• Task directions
Gather all lines from the material that contain "运行路线为".

___ Data supplied

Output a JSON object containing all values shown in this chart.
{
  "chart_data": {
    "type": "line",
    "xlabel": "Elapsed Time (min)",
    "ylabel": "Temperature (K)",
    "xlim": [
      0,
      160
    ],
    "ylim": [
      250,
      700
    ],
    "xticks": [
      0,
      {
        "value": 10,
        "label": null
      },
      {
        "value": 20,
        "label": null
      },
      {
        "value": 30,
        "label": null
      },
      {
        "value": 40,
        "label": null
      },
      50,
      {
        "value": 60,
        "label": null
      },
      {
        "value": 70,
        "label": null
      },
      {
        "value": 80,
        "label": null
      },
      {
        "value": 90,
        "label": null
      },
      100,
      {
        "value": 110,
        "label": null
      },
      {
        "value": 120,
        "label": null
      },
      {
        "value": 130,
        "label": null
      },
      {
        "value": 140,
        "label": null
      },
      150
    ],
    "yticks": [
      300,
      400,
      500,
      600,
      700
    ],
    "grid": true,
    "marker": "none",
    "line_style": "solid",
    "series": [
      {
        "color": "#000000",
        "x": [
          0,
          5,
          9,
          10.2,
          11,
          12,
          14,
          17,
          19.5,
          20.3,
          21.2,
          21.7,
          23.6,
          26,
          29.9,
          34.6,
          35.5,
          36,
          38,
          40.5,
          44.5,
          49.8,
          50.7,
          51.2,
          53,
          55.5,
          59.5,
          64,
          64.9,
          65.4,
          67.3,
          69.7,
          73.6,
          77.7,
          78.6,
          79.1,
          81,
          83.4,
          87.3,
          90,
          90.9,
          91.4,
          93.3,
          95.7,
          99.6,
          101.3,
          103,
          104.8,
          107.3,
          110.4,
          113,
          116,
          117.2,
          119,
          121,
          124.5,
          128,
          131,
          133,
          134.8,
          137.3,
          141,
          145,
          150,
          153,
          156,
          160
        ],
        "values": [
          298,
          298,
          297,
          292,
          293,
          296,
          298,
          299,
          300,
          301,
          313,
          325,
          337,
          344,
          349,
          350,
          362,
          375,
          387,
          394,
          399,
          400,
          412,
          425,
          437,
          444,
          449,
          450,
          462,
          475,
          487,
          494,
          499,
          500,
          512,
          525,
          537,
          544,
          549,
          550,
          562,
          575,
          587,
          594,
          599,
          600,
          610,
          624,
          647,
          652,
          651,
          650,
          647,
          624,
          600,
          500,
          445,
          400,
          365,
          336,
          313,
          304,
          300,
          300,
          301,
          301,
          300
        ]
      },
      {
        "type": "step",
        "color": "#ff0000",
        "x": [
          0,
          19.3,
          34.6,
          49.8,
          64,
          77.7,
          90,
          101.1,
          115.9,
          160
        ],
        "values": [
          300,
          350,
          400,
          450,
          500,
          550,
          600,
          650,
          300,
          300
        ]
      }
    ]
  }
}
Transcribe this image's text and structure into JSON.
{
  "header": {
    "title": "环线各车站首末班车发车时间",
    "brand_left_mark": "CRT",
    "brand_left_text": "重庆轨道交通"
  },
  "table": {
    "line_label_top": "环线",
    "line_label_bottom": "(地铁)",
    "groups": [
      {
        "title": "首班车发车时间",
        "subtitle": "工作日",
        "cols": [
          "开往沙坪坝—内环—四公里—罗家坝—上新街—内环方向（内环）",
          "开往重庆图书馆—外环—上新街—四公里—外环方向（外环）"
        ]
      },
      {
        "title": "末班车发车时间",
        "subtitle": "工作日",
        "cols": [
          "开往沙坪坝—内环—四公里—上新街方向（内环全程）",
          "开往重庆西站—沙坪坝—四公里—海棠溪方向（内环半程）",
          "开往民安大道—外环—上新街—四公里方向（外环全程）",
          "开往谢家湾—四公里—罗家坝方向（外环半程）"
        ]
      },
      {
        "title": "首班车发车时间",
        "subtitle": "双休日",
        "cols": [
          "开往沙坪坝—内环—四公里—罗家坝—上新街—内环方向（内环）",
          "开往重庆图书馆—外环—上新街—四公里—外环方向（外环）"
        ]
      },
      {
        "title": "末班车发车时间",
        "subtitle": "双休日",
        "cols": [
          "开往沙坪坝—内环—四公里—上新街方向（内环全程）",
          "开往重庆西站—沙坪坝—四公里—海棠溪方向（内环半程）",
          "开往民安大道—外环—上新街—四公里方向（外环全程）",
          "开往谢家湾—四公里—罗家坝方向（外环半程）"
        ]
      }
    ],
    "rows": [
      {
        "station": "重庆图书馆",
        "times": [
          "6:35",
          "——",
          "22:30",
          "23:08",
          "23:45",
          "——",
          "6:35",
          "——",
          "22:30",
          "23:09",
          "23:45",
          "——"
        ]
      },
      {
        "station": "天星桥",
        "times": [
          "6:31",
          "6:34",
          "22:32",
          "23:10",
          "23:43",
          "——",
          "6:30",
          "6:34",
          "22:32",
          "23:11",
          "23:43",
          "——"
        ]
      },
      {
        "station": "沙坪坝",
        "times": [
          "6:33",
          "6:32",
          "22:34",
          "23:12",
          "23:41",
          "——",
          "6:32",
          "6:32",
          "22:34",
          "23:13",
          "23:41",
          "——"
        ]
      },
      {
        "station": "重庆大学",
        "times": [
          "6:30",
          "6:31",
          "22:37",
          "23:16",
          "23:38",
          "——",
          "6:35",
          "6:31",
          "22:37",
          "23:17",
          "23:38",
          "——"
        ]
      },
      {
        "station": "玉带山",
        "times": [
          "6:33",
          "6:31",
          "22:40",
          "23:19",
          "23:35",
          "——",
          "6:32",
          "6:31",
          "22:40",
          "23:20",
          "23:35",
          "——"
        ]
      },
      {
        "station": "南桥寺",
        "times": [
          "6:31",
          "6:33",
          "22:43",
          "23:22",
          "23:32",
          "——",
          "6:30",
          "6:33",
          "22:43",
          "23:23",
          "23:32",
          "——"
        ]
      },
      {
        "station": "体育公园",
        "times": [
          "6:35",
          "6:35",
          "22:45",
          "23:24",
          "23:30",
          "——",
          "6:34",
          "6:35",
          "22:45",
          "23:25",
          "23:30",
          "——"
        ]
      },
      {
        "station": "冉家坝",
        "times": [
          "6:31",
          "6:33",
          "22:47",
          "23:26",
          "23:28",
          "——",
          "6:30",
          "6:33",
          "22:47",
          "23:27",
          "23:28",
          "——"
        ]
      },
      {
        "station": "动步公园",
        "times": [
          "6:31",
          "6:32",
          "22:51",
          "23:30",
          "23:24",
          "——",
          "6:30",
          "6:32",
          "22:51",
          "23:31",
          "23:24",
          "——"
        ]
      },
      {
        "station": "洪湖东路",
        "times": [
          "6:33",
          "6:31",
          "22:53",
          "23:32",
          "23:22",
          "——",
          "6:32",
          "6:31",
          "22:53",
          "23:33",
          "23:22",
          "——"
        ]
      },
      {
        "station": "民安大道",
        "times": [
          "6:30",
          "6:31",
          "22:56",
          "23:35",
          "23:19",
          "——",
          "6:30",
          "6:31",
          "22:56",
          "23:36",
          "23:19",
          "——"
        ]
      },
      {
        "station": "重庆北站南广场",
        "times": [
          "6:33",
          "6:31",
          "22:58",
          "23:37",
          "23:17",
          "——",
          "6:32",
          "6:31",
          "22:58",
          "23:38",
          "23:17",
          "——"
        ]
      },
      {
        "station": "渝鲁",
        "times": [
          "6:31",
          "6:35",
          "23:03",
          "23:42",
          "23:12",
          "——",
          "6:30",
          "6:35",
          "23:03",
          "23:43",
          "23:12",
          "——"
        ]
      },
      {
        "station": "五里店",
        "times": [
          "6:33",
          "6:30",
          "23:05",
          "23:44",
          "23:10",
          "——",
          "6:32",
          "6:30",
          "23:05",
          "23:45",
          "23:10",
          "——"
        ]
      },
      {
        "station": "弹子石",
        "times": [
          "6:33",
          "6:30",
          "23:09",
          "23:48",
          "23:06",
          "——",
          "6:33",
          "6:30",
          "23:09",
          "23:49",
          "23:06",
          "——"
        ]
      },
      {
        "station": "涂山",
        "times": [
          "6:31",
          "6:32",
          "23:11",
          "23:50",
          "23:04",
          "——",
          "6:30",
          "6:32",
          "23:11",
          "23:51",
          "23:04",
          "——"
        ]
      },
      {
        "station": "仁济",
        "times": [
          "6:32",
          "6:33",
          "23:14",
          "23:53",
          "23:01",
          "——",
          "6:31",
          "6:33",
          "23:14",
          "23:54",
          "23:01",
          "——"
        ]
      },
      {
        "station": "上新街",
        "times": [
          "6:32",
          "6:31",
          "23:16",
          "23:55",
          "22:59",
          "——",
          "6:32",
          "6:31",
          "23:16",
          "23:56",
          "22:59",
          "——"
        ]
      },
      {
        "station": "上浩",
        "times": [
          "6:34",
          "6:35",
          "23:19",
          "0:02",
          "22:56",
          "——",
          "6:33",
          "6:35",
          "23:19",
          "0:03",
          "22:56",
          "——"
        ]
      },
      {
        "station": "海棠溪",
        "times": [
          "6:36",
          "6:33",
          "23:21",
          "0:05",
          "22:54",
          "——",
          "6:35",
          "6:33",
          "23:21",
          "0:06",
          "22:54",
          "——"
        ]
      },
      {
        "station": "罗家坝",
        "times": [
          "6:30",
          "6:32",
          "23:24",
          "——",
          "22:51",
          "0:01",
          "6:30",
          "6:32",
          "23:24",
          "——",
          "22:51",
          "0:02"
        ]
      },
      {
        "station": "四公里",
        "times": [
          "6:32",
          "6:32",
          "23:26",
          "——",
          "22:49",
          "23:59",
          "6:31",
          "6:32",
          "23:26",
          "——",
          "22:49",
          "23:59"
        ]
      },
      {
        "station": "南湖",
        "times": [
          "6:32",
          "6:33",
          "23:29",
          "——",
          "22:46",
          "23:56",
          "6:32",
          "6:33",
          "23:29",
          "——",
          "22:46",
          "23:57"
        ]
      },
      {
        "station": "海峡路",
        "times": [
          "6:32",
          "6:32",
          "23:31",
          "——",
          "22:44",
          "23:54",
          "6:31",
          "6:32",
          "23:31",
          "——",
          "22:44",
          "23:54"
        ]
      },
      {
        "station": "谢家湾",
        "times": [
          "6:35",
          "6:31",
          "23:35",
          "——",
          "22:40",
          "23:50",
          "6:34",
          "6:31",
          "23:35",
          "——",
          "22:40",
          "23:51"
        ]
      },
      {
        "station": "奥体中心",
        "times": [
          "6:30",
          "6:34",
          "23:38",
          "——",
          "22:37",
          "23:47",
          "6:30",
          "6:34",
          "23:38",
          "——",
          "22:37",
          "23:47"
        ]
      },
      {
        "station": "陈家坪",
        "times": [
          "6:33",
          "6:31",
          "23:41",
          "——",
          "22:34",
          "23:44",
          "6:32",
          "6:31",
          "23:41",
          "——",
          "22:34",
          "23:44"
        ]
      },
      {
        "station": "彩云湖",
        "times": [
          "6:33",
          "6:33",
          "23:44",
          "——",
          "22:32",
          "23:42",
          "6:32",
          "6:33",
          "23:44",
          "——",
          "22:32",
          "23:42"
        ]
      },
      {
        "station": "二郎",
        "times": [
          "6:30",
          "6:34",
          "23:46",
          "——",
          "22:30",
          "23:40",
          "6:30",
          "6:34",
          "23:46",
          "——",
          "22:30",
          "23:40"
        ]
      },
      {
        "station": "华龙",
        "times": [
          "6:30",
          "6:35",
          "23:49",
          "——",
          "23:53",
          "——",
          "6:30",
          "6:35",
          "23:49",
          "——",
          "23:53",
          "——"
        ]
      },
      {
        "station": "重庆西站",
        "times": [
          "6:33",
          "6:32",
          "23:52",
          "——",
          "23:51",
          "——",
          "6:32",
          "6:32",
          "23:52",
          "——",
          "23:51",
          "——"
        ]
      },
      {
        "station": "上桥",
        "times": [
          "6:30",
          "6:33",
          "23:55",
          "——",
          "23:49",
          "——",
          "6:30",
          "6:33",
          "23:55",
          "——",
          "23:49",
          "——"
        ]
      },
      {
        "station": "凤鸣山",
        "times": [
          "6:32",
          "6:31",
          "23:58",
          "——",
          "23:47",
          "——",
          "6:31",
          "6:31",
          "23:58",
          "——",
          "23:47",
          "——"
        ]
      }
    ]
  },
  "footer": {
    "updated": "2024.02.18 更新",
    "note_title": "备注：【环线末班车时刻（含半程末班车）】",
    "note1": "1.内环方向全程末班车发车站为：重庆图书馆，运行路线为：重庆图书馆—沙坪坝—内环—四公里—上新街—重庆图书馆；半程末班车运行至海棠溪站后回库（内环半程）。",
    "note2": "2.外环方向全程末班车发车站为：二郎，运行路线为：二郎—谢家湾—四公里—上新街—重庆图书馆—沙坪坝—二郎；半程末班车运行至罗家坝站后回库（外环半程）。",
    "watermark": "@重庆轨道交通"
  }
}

______

• Worked solution
    "note1": "1.内环方向全程末班车发车站为：重庆图书馆，运行路线为：重庆图书馆—沙坪坝—内环—四公里—上新街—重庆图书馆；半程末班车运行至海棠溪站后回库（内环半程）。",
    "note2": "2.外环方向全程末班车发车站为：二郎，运行路线为：二郎—谢家湾—四公里—上新街—重庆图书馆—沙坪坝—二郎；半程末班车运行至罗家坝站后回库（外环半程）。",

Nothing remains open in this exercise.